begin EXTRACTED DATA
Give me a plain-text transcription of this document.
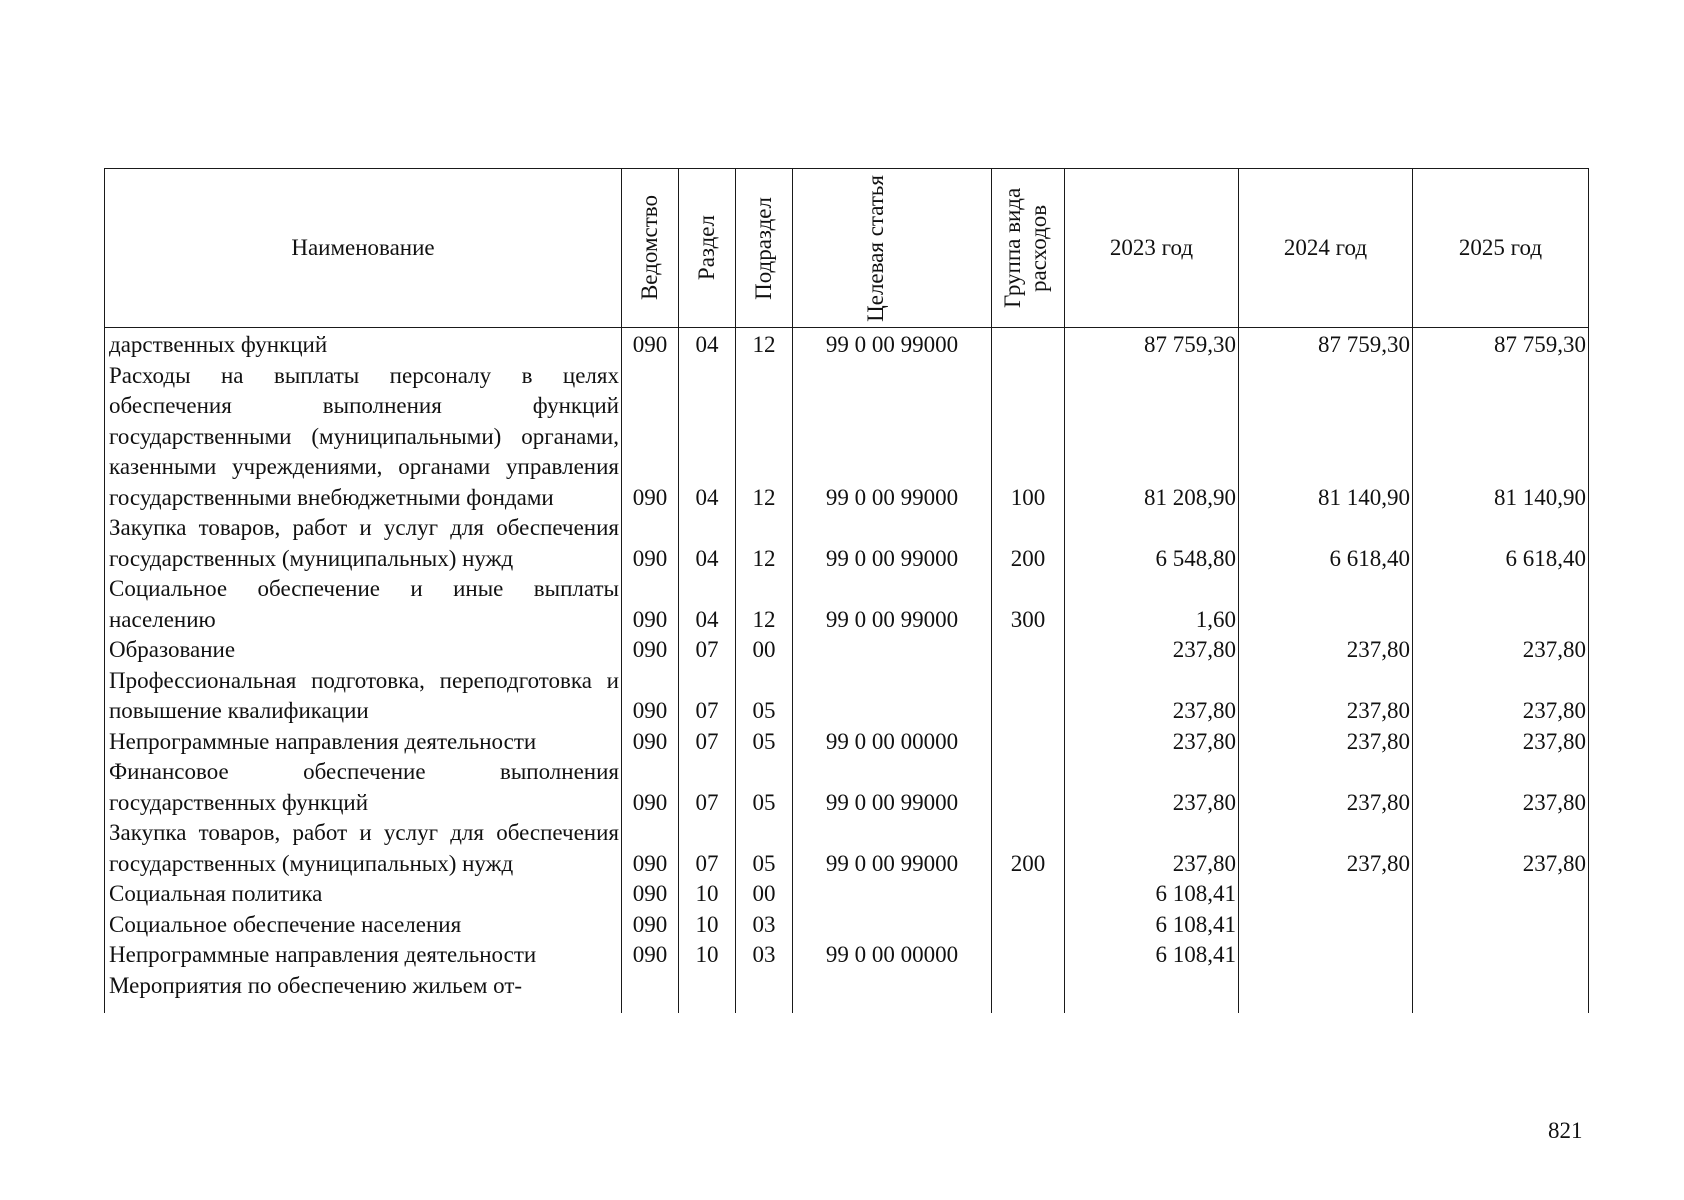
Наименование	Ведомство	Раздел	Подраздел	Целевая статья	Группа вида расходов	2023 год	2024 год	2025 год
дарственных функций	090	04	12	99 0 00 99000		87 759,30	87 759,30	87 759,30
Расходы на выплаты персоналу в целях обеспечения выполнения функций государственными (муниципальными) органами, казенными учреждениями, органами управления государственными внебюджетными фондами	090	04	12	99 0 00 99000	100	81 208,90	81 140,90	81 140,90
Закупка товаров, работ и услуг для обеспечения государственных (муниципальных) нужд	090	04	12	99 0 00 99000	200	6 548,80	6 618,40	6 618,40
Социальное обеспечение и иные выплаты населению	090	04	12	99 0 00 99000	300	1,60		
Образование	090	07	00			237,80	237,80	237,80
Профессиональная подготовка, переподготовка и повышение квалификации	090	07	05			237,80	237,80	237,80
Непрограммные направления деятельности	090	07	05	99 0 00 00000		237,80	237,80	237,80
Финансовое обеспечение выполнения государственных функций	090	07	05	99 0 00 99000		237,80	237,80	237,80
Закупка товаров, работ и услуг для обеспечения государственных (муниципальных) нужд	090	07	05	99 0 00 99000	200	237,80	237,80	237,80
Социальная политика	090	10	00			6 108,41		
Социальное обеспечение населения	090	10	03			6 108,41		
Непрограммные направления деятельности	090	10	03	99 0 00 00000		6 108,41		
Мероприятия по обеспечению жильем от-								
821
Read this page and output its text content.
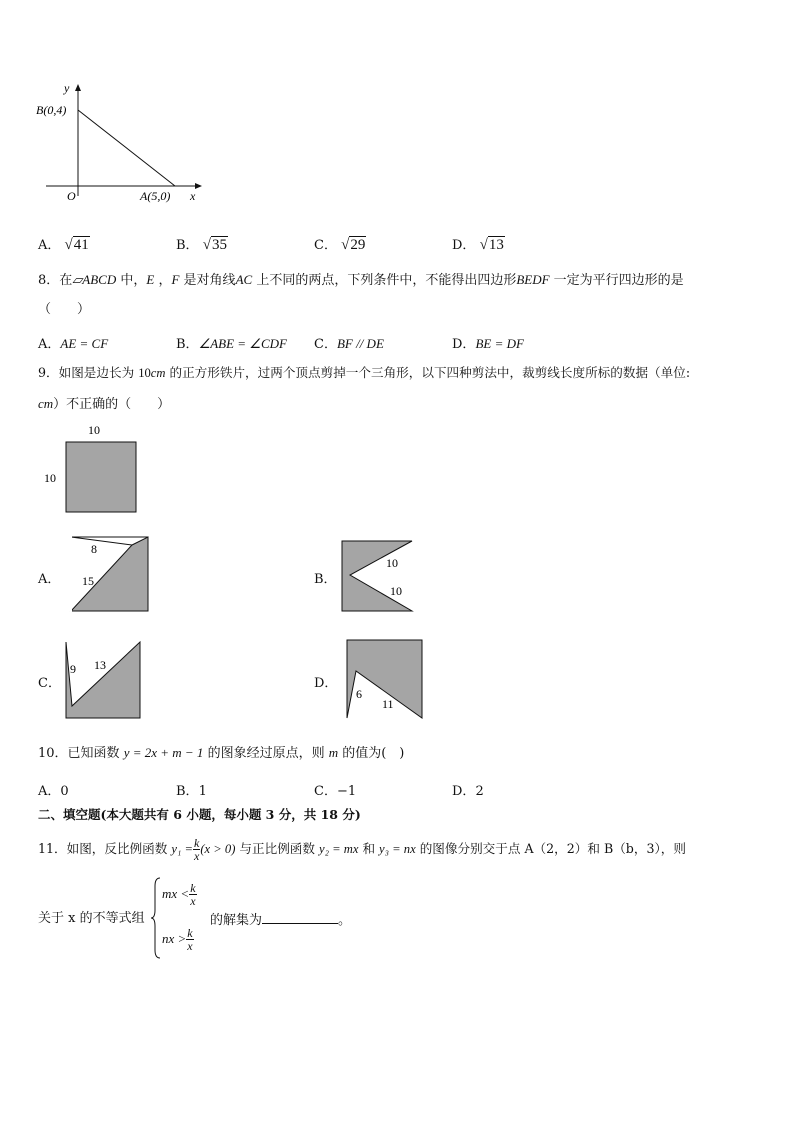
y
x
O
B(0,4)
A(5,0)
A． √41	B． √35	C． √29	D． √13
8．在▱ABCD 中，E ，F 是对角线AC 上不同的两点，下列条件中，不能得出四边形BEDF 一定为平行四边形的是
（　　）
A．AE = CF	B．∠ABE = ∠CDF C．BF // DE	D．BE = DF
9．如图是边长为 10cm 的正方形铁片，过两个顶点剪掉一个三角形，以下四种剪法中，裁剪线长度所标的数据（单位:
cm）不正确的（　　）
10
10
A．
8
15	B．
10
10
C．
9 13
D．
6
11
10．已知函数 y = 2x + m − 1 的图象经过原点，则 m 的值为(　)
A．0	B．1	C．−1	D．2
二、填空题(本大题共有 6 小题，每小题 3 分，共 18 分)
11．如图，反比例函数 $y_1 = \frac{k}{x} (x > 0)$ 与正比例函数 y₂ = mx 和 y₃ = nx 的图像分别交于点 A（2，2）和 B（b，3），则
关于 x 的不等式组
mx < $\frac{k}{x}$
nx > $\frac{k}{x}$
的解集为	。
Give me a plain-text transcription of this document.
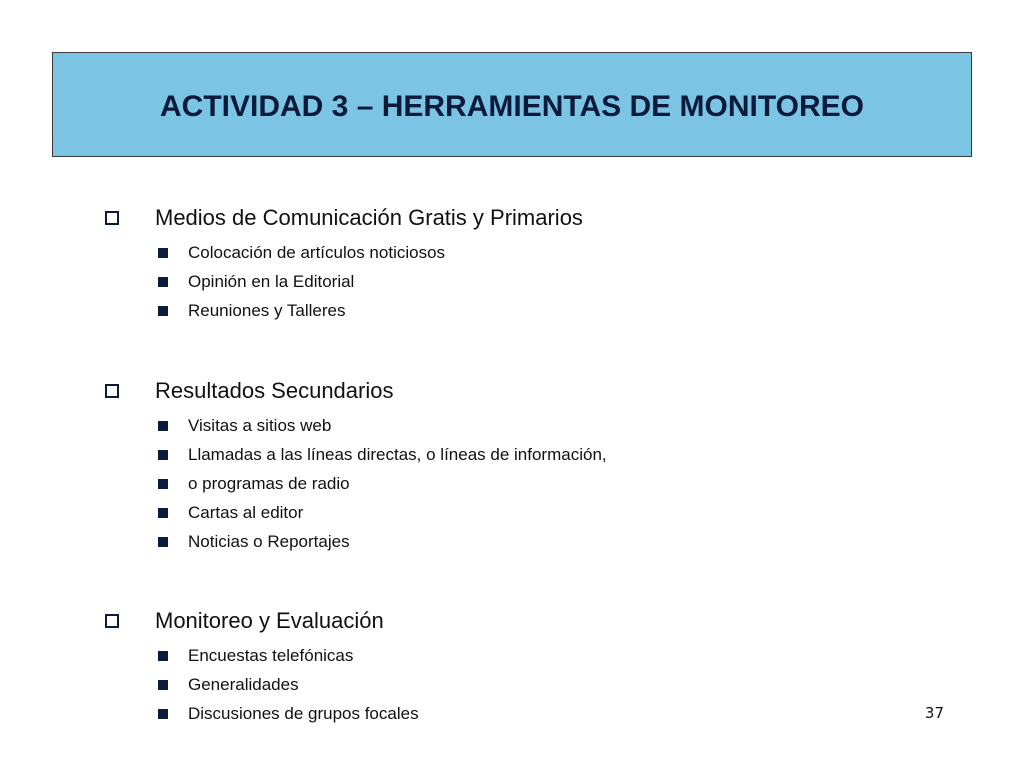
ACTIVIDAD 3 – HERRAMIENTAS DE MONITOREO
Medios de Comunicación Gratis y Primarios
Colocación de artículos noticiosos
Opinión en la Editorial
Reuniones y Talleres
Resultados Secundarios
Visitas a sitios web
Llamadas a las líneas directas, o líneas de información,
o programas de radio
Cartas al editor
Noticias o Reportajes
Monitoreo y Evaluación
Encuestas telefónicas
Generalidades
Discusiones de grupos focales	37
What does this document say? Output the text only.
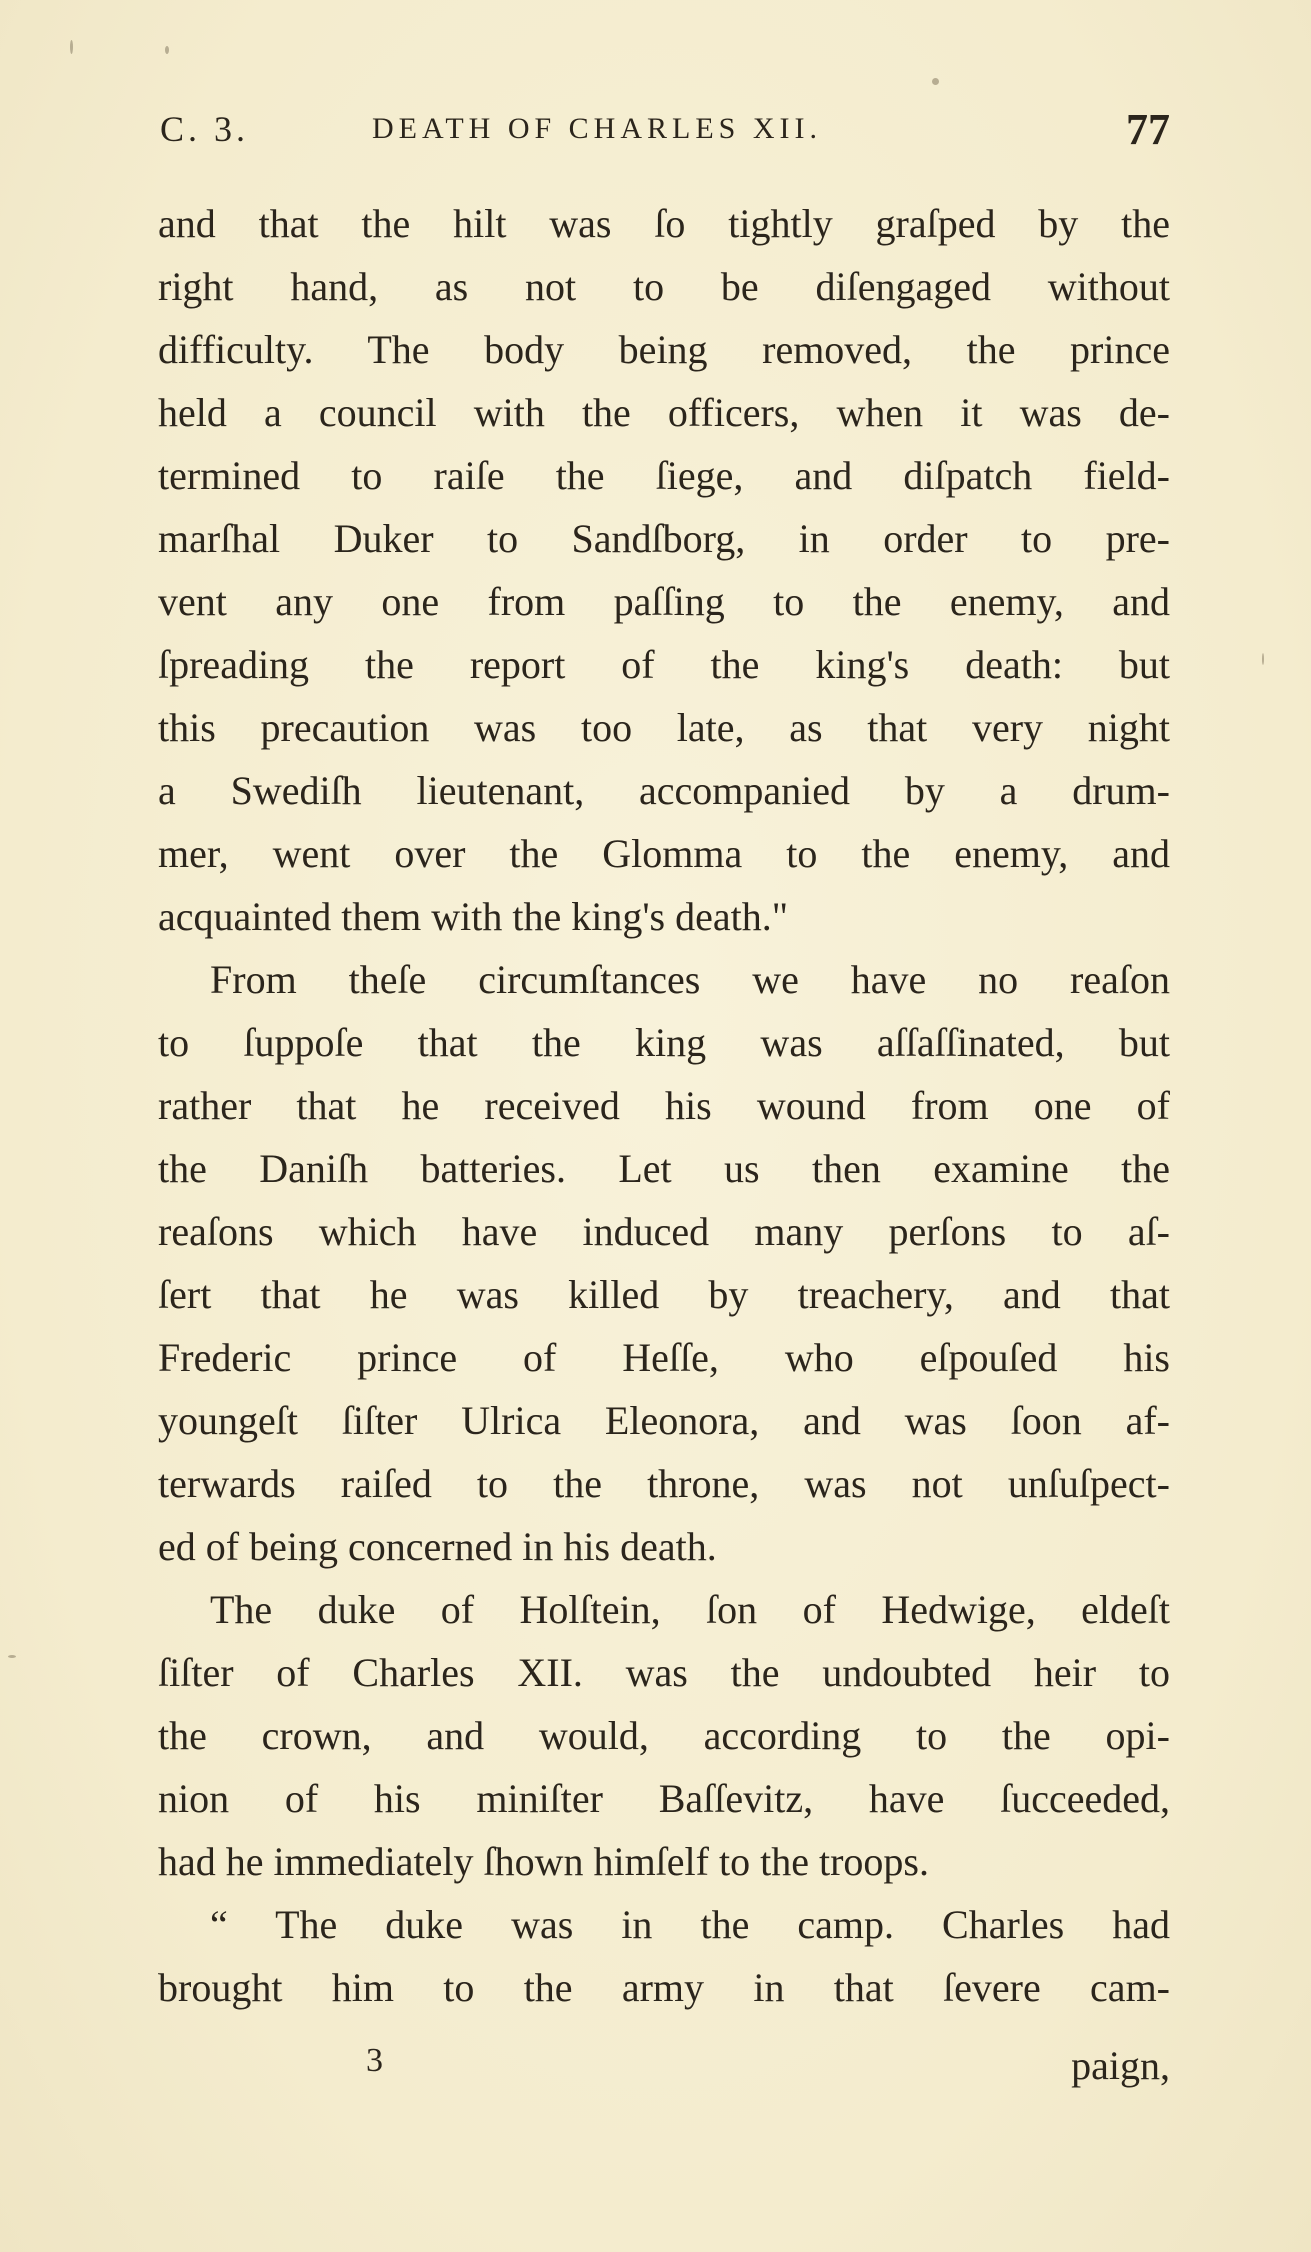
C. 3.	DEATH OF CHARLES XII.	77
and that the hilt was ſo tightly graſped by the
right hand, as not to be diſengaged without
difficulty. The body being removed, the prince
held a council with the officers, when it was de-
termined to raiſe the ſiege, and diſpatch field-
marſhal Duker to Sandſborg, in order to pre-
vent any one from paſſing to the enemy, and
ſpreading the report of the king's death: but
this precaution was too late, as that very night
a Swediſh lieutenant, accompanied by a drum-
mer, went over the Glomma to the enemy, and
acquainted them with the king's death."
From theſe circumſtances we have no reaſon
to ſuppoſe that the king was aſſaſſinated, but
rather that he received his wound from one of
the Daniſh batteries. Let us then examine the
reaſons which have induced many perſons to aſ-
ſert that he was killed by treachery, and that
Frederic prince of Heſſe, who eſpouſed his
youngeſt ſiſter Ulrica Eleonora, and was ſoon af-
terwards raiſed to the throne, was not unſuſpect-
ed of being concerned in his death.
The duke of Holſtein, ſon of Hedwige, eldeſt
ſiſter of Charles XII. was the undoubted heir to
the crown, and would, according to the opi-
nion of his miniſter Baſſevitz, have ſucceeded,
had he immediately ſhown himſelf to the troops.
“ The duke was in the camp. Charles had
brought him to the army in that ſevere cam-
3	paign,
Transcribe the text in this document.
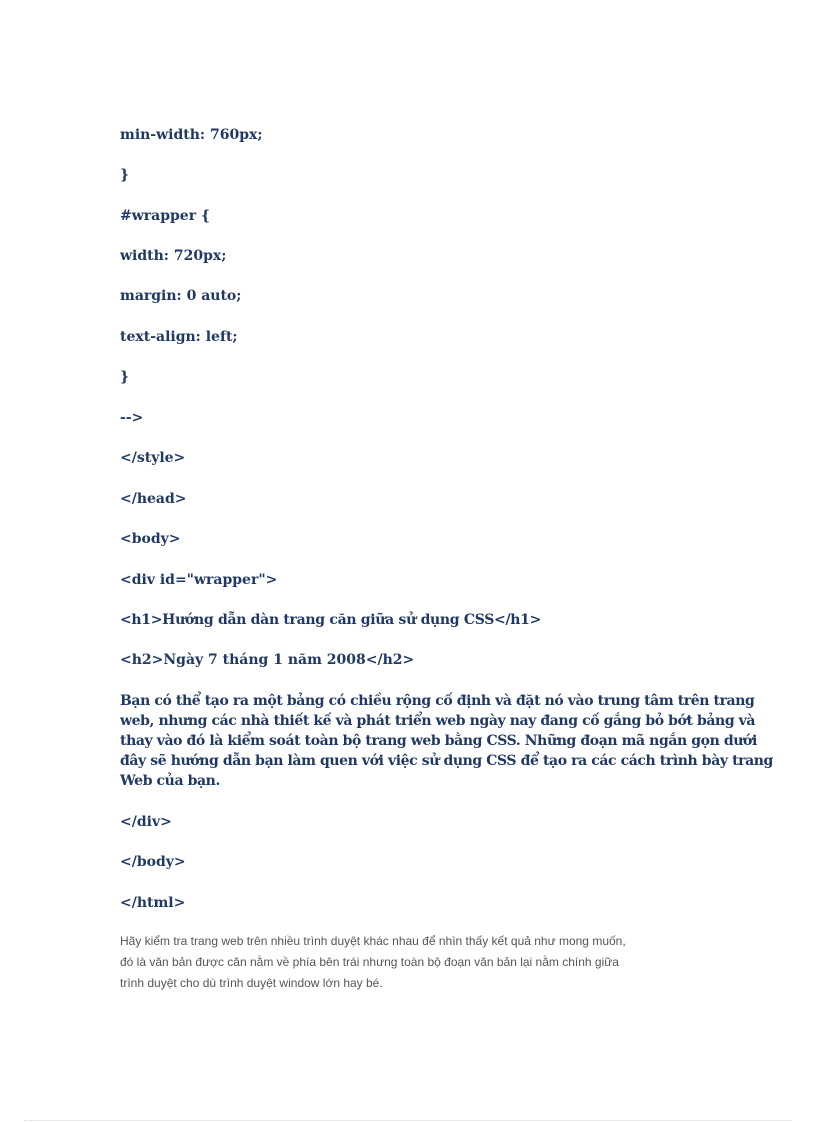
min-width: 760px;

}

#wrapper {

width: 720px;

margin: 0 auto;

text-align: left;

}

-->

</style>

</head>

<body>

<div id="wrapper">

<h1>Hướng dẫn dàn trang căn giữa sử dụng CSS</h1>

<h2>Ngày 7 tháng 1 năm 2008</h2>

Bạn có thể tạo ra một bảng có chiều rộng cố định và đặt nó vào trung tâm trên trang
web, nhưng các nhà thiết kế và phát triển web ngày nay đang cố gắng bỏ bớt bảng và
thay vào đó là kiểm soát toàn bộ trang web bằng CSS. Những đoạn mã ngắn gọn dưới
đây sẽ hướng dẫn bạn làm quen với việc sử dụng CSS để tạo ra các cách trình bày trang
Web của bạn.

</div>

</body>

</html>

Hãy kiểm tra trang web trên nhiều trình duyệt khác nhau để nhìn thấy kết quả như mong muốn,
đó là văn bản được căn nằm về phía bên trái nhưng toàn bộ đoạn văn bản lại nằm chính giữa
trình duyệt cho dù trình duyệt window lớn hay bé.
end EXTRACTED DATA
INSTRUCTION
Return every line above in which the string "Непрограммные" occurs.

IN RESPONSE
Непрограммные направления деятельности	090	07	05	99 0 00 00000		237,80	237,80	237,80
Непрограммные направления деятельности	090	10	03	99 0 00 00000		6 108,41		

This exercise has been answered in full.